▶ To do
Copy out the complete listing, word for word.

▶ Material
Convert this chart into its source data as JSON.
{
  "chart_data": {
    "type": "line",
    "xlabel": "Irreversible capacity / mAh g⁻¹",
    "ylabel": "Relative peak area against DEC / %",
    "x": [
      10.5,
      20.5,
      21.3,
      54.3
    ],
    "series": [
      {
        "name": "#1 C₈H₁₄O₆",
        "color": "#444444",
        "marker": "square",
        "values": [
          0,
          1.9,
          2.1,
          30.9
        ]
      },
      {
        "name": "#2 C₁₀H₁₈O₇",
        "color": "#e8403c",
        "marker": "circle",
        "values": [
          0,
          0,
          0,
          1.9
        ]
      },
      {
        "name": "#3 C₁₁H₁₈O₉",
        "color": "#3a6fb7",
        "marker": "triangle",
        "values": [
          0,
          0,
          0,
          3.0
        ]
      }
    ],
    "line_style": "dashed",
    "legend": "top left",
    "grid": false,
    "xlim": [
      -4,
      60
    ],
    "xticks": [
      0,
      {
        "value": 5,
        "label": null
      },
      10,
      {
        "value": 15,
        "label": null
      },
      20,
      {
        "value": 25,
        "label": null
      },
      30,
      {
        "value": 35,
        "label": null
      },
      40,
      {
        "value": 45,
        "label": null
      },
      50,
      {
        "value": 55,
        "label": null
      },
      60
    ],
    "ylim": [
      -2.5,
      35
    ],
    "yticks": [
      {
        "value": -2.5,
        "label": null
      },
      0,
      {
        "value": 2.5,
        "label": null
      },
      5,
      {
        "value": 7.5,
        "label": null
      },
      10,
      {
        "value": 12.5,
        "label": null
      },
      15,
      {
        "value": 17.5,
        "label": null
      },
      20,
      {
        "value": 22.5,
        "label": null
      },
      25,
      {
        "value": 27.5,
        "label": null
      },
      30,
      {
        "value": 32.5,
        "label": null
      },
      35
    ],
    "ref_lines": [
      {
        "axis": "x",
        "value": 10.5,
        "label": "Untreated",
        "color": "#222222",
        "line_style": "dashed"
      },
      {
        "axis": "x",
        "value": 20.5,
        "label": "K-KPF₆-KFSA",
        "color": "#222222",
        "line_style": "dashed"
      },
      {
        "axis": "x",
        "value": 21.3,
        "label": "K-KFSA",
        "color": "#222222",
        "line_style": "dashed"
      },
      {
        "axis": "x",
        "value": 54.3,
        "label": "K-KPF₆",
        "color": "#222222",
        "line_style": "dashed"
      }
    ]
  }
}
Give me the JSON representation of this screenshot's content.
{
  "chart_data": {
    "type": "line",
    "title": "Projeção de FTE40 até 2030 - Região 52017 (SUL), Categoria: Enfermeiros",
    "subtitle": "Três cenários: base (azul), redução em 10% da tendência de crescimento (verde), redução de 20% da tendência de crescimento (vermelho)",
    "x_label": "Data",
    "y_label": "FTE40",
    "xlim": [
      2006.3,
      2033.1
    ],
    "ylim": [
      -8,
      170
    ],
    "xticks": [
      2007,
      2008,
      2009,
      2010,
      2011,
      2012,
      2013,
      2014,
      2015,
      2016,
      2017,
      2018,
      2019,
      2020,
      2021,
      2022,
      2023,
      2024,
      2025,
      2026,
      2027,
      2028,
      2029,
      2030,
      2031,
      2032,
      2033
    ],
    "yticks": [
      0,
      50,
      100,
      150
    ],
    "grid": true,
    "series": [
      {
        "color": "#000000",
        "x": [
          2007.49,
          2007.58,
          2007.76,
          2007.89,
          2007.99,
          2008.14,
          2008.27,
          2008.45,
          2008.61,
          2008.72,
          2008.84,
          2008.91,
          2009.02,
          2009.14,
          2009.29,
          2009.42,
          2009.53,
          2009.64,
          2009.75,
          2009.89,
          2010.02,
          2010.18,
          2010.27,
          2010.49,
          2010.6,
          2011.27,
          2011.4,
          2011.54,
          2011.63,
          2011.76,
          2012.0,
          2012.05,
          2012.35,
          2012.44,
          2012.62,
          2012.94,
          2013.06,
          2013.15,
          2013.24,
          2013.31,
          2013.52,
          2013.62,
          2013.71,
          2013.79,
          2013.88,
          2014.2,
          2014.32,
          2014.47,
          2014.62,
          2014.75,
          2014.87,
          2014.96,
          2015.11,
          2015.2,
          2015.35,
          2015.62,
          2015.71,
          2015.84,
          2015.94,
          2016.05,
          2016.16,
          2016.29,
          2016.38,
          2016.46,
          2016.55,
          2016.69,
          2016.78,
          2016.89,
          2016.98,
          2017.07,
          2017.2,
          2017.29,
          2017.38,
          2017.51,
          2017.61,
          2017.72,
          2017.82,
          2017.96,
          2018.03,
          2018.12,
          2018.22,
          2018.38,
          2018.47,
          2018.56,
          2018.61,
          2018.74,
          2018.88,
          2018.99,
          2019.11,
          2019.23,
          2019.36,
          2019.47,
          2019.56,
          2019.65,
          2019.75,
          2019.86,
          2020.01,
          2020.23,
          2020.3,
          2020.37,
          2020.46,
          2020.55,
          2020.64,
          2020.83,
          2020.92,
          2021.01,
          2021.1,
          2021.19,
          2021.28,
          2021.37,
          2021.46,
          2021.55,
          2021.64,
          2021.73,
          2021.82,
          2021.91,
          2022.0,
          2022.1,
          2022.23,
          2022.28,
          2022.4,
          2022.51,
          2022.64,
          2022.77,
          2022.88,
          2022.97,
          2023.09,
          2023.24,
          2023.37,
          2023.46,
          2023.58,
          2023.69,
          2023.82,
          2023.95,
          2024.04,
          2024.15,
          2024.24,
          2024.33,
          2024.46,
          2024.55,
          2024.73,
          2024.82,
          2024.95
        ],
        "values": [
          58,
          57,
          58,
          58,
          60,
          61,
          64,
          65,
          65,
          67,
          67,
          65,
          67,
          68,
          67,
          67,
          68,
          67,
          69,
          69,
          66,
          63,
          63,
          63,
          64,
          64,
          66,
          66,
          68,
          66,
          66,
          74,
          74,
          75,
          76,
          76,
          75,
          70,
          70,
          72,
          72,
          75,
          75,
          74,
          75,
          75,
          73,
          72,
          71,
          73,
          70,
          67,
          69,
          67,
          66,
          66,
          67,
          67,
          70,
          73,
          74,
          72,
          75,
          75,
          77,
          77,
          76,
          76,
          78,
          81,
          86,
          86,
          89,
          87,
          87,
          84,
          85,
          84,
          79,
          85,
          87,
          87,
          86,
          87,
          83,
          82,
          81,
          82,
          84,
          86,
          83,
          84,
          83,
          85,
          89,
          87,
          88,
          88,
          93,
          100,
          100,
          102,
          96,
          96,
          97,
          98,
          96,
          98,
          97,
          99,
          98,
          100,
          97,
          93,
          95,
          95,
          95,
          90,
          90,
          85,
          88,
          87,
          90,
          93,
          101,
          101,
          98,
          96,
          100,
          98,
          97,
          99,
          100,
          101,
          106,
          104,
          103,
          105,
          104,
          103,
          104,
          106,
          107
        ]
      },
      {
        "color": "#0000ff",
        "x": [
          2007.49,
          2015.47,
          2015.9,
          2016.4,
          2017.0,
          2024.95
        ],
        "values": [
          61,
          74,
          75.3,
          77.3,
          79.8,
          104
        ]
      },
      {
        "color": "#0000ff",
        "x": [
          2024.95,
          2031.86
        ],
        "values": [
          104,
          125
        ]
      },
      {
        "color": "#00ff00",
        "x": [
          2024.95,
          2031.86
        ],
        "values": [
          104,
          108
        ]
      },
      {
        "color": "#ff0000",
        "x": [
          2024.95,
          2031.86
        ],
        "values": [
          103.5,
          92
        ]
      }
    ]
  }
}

▶ Result for this task
Convert this chart into its source data as JSON.
{
  "chart_data": {
    "type": "line",
    "xlabel": "Irreversible capacity / mAh g⁻¹",
    "ylabel": "Relative peak area against DEC / %",
    "x": [
      10.5,
      20.5,
      21.3,
      54.3
    ],
    "series": [
      {
        "name": "#1 C₈H₁₄O₆",
        "color": "#444444",
        "marker": "square",
        "values": [
          0,
          1.9,
          2.1,
          30.9
        ]
      },
      {
        "name": "#2 C₁₀H₁₈O₇",
        "color": "#e8403c",
        "marker": "circle",
        "values": [
          0,
          0,
          0,
          1.9
        ]
      },
      {
        "name": "#3 C₁₁H₁₈O₉",
        "color": "#3a6fb7",
        "marker": "triangle",
        "values": [
          0,
          0,
          0,
          3.0
        ]
      }
    ],
    "line_style": "dashed",
    "legend": "top left",
    "grid": false,
    "xlim": [
      -4,
      60
    ],
    "xticks": [
      0,
      {
        "value": 5,
        "label": null
      },
      10,
      {
        "value": 15,
        "label": null
      },
      20,
      {
        "value": 25,
        "label": null
      },
      30,
      {
        "value": 35,
        "label": null
      },
      40,
      {
        "value": 45,
        "label": null
      },
      50,
      {
        "value": 55,
        "label": null
      },
      60
    ],
    "ylim": [
      -2.5,
      35
    ],
    "yticks": [
      {
        "value": -2.5,
        "label": null
      },
      0,
      {
        "value": 2.5,
        "label": null
      },
      5,
      {
        "value": 7.5,
        "label": null
      },
      10,
      {
        "value": 12.5,
        "label": null
      },
      15,
      {
        "value": 17.5,
        "label": null
      },
      20,
      {
        "value": 22.5,
        "label": null
      },
      25,
      {
        "value": 27.5,
        "label": null
      },
      30,
      {
        "value": 32.5,
        "label": null
      },
      35
    ],
    "ref_lines": [
      {
        "axis": "x",
        "value": 10.5,
        "label": "Untreated",
        "color": "#222222",
        "line_style": "dashed"
      },
      {
        "axis": "x",
        "value": 20.5,
        "label": "K-KPF₆-KFSA",
        "color": "#222222",
        "line_style": "dashed"
      },
      {
        "axis": "x",
        "value": 21.3,
        "label": "K-KFSA",
        "color": "#222222",
        "line_style": "dashed"
      },
      {
        "axis": "x",
        "value": 54.3,
        "label": "K-KPF₆",
        "color": "#222222",
        "line_style": "dashed"
      }
    ]
  }
}
Give me the JSON representation of this screenshot's content.
{
  "chart_data": {
    "type": "line",
    "title": "Projeção de FTE40 até 2030 - Região 52017 (SUL), Categoria: Enfermeiros",
    "subtitle": "Três cenários: base (azul), redução em 10% da tendência de crescimento (verde), redução de 20% da tendência de crescimento (vermelho)",
    "x_label": "Data",
    "y_label": "FTE40",
    "xlim": [
      2006.3,
      2033.1
    ],
    "ylim": [
      -8,
      170
    ],
    "xticks": [
      2007,
      2008,
      2009,
      2010,
      2011,
      2012,
      2013,
      2014,
      2015,
      2016,
      2017,
      2018,
      2019,
      2020,
      2021,
      2022,
      2023,
      2024,
      2025,
      2026,
      2027,
      2028,
      2029,
      2030,
      2031,
      2032,
      2033
    ],
    "yticks": [
      0,
      50,
      100,
      150
    ],
    "grid": true,
    "series": [
      {
        "color": "#000000",
        "x": [
          2007.49,
          2007.58,
          2007.76,
          2007.89,
          2007.99,
          2008.14,
          2008.27,
          2008.45,
          2008.61,
          2008.72,
          2008.84,
          2008.91,
          2009.02,
          2009.14,
          2009.29,
          2009.42,
          2009.53,
          2009.64,
          2009.75,
          2009.89,
          2010.02,
          2010.18,
          2010.27,
          2010.49,
          2010.6,
          2011.27,
          2011.4,
          2011.54,
          2011.63,
          2011.76,
          2012.0,
          2012.05,
          2012.35,
          2012.44,
          2012.62,
          2012.94,
          2013.06,
          2013.15,
          2013.24,
          2013.31,
          2013.52,
          2013.62,
          2013.71,
          2013.79,
          2013.88,
          2014.2,
          2014.32,
          2014.47,
          2014.62,
          2014.75,
          2014.87,
          2014.96,
          2015.11,
          2015.2,
          2015.35,
          2015.62,
          2015.71,
          2015.84,
          2015.94,
          2016.05,
          2016.16,
          2016.29,
          2016.38,
          2016.46,
          2016.55,
          2016.69,
          2016.78,
          2016.89,
          2016.98,
          2017.07,
          2017.2,
          2017.29,
          2017.38,
          2017.51,
          2017.61,
          2017.72,
          2017.82,
          2017.96,
          2018.03,
          2018.12,
          2018.22,
          2018.38,
          2018.47,
          2018.56,
          2018.61,
          2018.74,
          2018.88,
          2018.99,
          2019.11,
          2019.23,
          2019.36,
          2019.47,
          2019.56,
          2019.65,
          2019.75,
          2019.86,
          2020.01,
          2020.23,
          2020.3,
          2020.37,
          2020.46,
          2020.55,
          2020.64,
          2020.83,
          2020.92,
          2021.01,
          2021.1,
          2021.19,
          2021.28,
          2021.37,
          2021.46,
          2021.55,
          2021.64,
          2021.73,
          2021.82,
          2021.91,
          2022.0,
          2022.1,
          2022.23,
          2022.28,
          2022.4,
          2022.51,
          2022.64,
          2022.77,
          2022.88,
          2022.97,
          2023.09,
          2023.24,
          2023.37,
          2023.46,
          2023.58,
          2023.69,
          2023.82,
          2023.95,
          2024.04,
          2024.15,
          2024.24,
          2024.33,
          2024.46,
          2024.55,
          2024.73,
          2024.82,
          2024.95
        ],
        "values": [
          58,
          57,
          58,
          58,
          60,
          61,
          64,
          65,
          65,
          67,
          67,
          65,
          67,
          68,
          67,
          67,
          68,
          67,
          69,
          69,
          66,
          63,
          63,
          63,
          64,
          64,
          66,
          66,
          68,
          66,
          66,
          74,
          74,
          75,
          76,
          76,
          75,
          70,
          70,
          72,
          72,
          75,
          75,
          74,
          75,
          75,
          73,
          72,
          71,
          73,
          70,
          67,
          69,
          67,
          66,
          66,
          67,
          67,
          70,
          73,
          74,
          72,
          75,
          75,
          77,
          77,
          76,
          76,
          78,
          81,
          86,
          86,
          89,
          87,
          87,
          84,
          85,
          84,
          79,
          85,
          87,
          87,
          86,
          87,
          83,
          82,
          81,
          82,
          84,
          86,
          83,
          84,
          83,
          85,
          89,
          87,
          88,
          88,
          93,
          100,
          100,
          102,
          96,
          96,
          97,
          98,
          96,
          98,
          97,
          99,
          98,
          100,
          97,
          93,
          95,
          95,
          95,
          90,
          90,
          85,
          88,
          87,
          90,
          93,
          101,
          101,
          98,
          96,
          100,
          98,
          97,
          99,
          100,
          101,
          106,
          104,
          103,
          105,
          104,
          103,
          104,
          106,
          107
        ]
      },
      {
        "color": "#0000ff",
        "x": [
          2007.49,
          2015.47,
          2015.9,
          2016.4,
          2017.0,
          2024.95
        ],
        "values": [
          61,
          74,
          75.3,
          77.3,
          79.8,
          104
        ]
      },
      {
        "color": "#0000ff",
        "x": [
          2024.95,
          2031.86
        ],
        "values": [
          104,
          125
        ]
      },
      {
        "color": "#00ff00",
        "x": [
          2024.95,
          2031.86
        ],
        "values": [
          104,
          108
        ]
      },
      {
        "color": "#ff0000",
        "x": [
          2024.95,
          2031.86
        ],
        "values": [
          103.5,
          92
        ]
      }
    ]
  }
}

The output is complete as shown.